[Short problem] Set down every entry again word for word, please, but skip the pictures.

[Records for this exercise]
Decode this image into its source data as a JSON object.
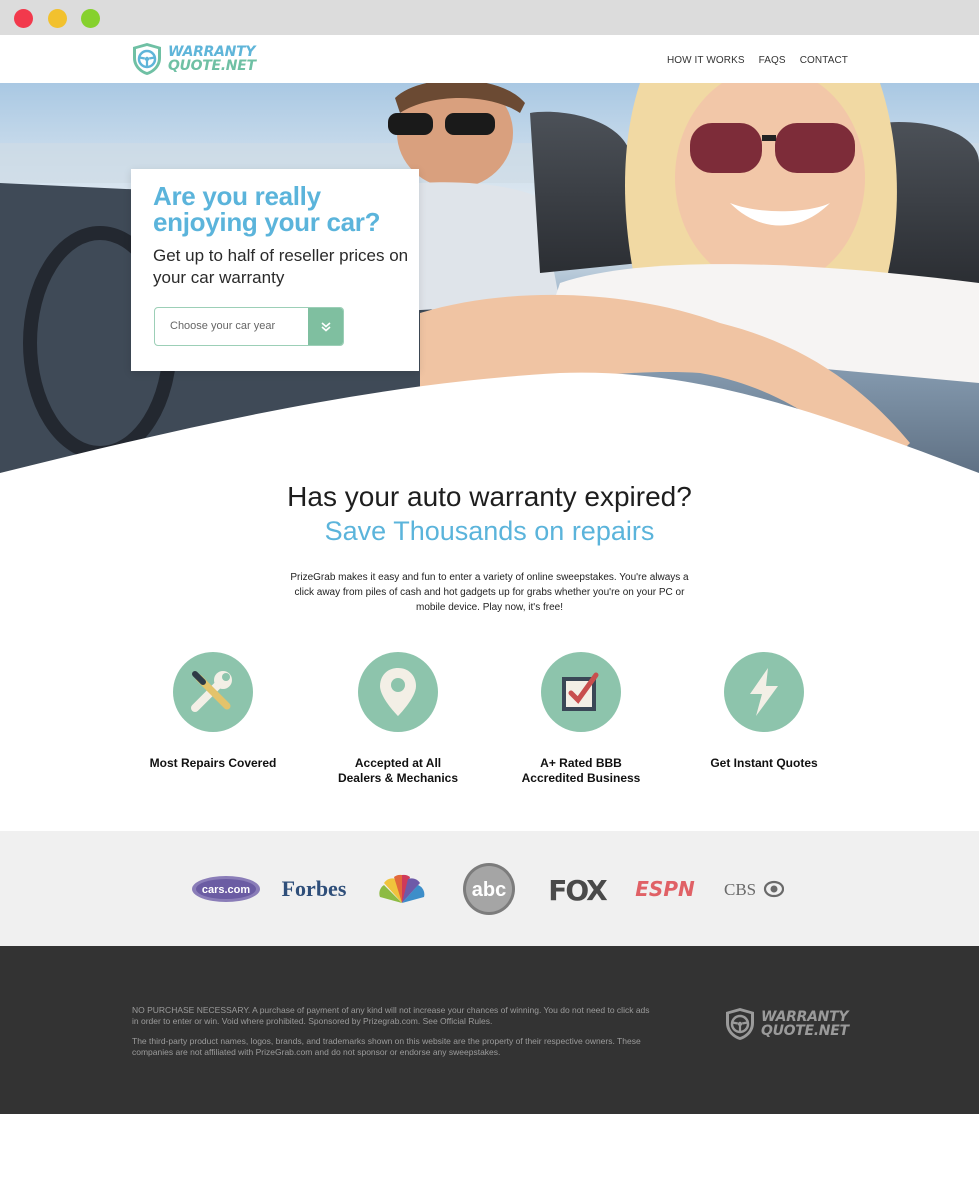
{
  "window": {
    "controls": [
      "close",
      "minimize",
      "maximize"
    ]
  },
  "brand": {
    "logo_line1": "WARRANTY",
    "logo_line2": "QUOTE.NET",
    "logo_icon": "steering-wheel-shield-icon"
  },
  "nav": {
    "items": [
      "HOW IT WORKS",
      "FAQS",
      "CONTACT"
    ]
  },
  "hero": {
    "title": "Are you really enjoying your car?",
    "subtitle": "Get up to half of reseller prices on your car warranty",
    "select": {
      "placeholder": "Choose your car year",
      "icon": "double-chevron-down-icon"
    }
  },
  "section": {
    "title": "Has your auto warranty expired?",
    "subtitle": "Save Thousands on repairs",
    "body": "PrizeGrab makes it easy and fun to enter a variety of online sweepstakes. You're always a click away from piles of cash and hot gadgets up for grabs whether you're on your PC or mobile device. Play now, it's free!"
  },
  "features": [
    {
      "icon": "tools-icon",
      "label": "Most Repairs Covered"
    },
    {
      "icon": "map-pin-icon",
      "label": "Accepted at All\nDealers & Mechanics"
    },
    {
      "icon": "checkbox-icon",
      "label": "A+ Rated BBB\nAccredited Business"
    },
    {
      "icon": "lightning-icon",
      "label": "Get Instant Quotes"
    }
  ],
  "press_logos": [
    "cars.com",
    "Forbes",
    "NBC",
    "abc",
    "FOX",
    "ESPN",
    "CBS"
  ],
  "footer": {
    "legal1": "NO PURCHASE NECESSARY. A purchase of payment of any kind will not increase your chances of winning. You do not need to click ads in order to enter or win. Void where prohibited. Sponsored by Prizegrab.com. See Official Rules.",
    "legal2": "The third-party product names, logos, brands, and trademarks shown on this website are the property of their respective owners. These companies are not affiliated with PrizeGrab.com and do not sponsor or endorse any sweepstakes."
  },
  "colors": {
    "accent_blue": "#5bb4db",
    "accent_green": "#8dc4ac",
    "footer_bg": "#333333",
    "press_bg": "#f0f0f0"
  }
}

[Task output]
Decode this image into its source data as a JSON object.
{
  "window": {
    "controls": [
      "close",
      "minimize",
      "maximize"
    ]
  },
  "brand": {
    "logo_line1": "WARRANTY",
    "logo_line2": "QUOTE.NET",
    "logo_icon": "steering-wheel-shield-icon"
  },
  "nav": {
    "items": [
      "HOW IT WORKS",
      "FAQS",
      "CONTACT"
    ]
  },
  "hero": {
    "title": "Are you really enjoying your car?",
    "subtitle": "Get up to half of reseller prices on your car warranty",
    "select": {
      "placeholder": "Choose your car year",
      "icon": "double-chevron-down-icon"
    }
  },
  "section": {
    "title": "Has your auto warranty expired?",
    "subtitle": "Save Thousands on repairs",
    "body": "PrizeGrab makes it easy and fun to enter a variety of online sweepstakes. You're always a click away from piles of cash and hot gadgets up for grabs whether you're on your PC or mobile device. Play now, it's free!"
  },
  "features": [
    {
      "icon": "tools-icon",
      "label": "Most Repairs Covered"
    },
    {
      "icon": "map-pin-icon",
      "label": "Accepted at All\nDealers & Mechanics"
    },
    {
      "icon": "checkbox-icon",
      "label": "A+ Rated BBB\nAccredited Business"
    },
    {
      "icon": "lightning-icon",
      "label": "Get Instant Quotes"
    }
  ],
  "press_logos": [
    "cars.com",
    "Forbes",
    "NBC",
    "abc",
    "FOX",
    "ESPN",
    "CBS"
  ],
  "footer": {
    "legal1": "NO PURCHASE NECESSARY. A purchase of payment of any kind will not increase your chances of winning. You do not need to click ads in order to enter or win. Void where prohibited. Sponsored by Prizegrab.com. See Official Rules.",
    "legal2": "The third-party product names, logos, brands, and trademarks shown on this website are the property of their respective owners. These companies are not affiliated with PrizeGrab.com and do not sponsor or endorse any sweepstakes."
  },
  "colors": {
    "accent_blue": "#5bb4db",
    "accent_green": "#8dc4ac",
    "footer_bg": "#333333",
    "press_bg": "#f0f0f0"
  }
}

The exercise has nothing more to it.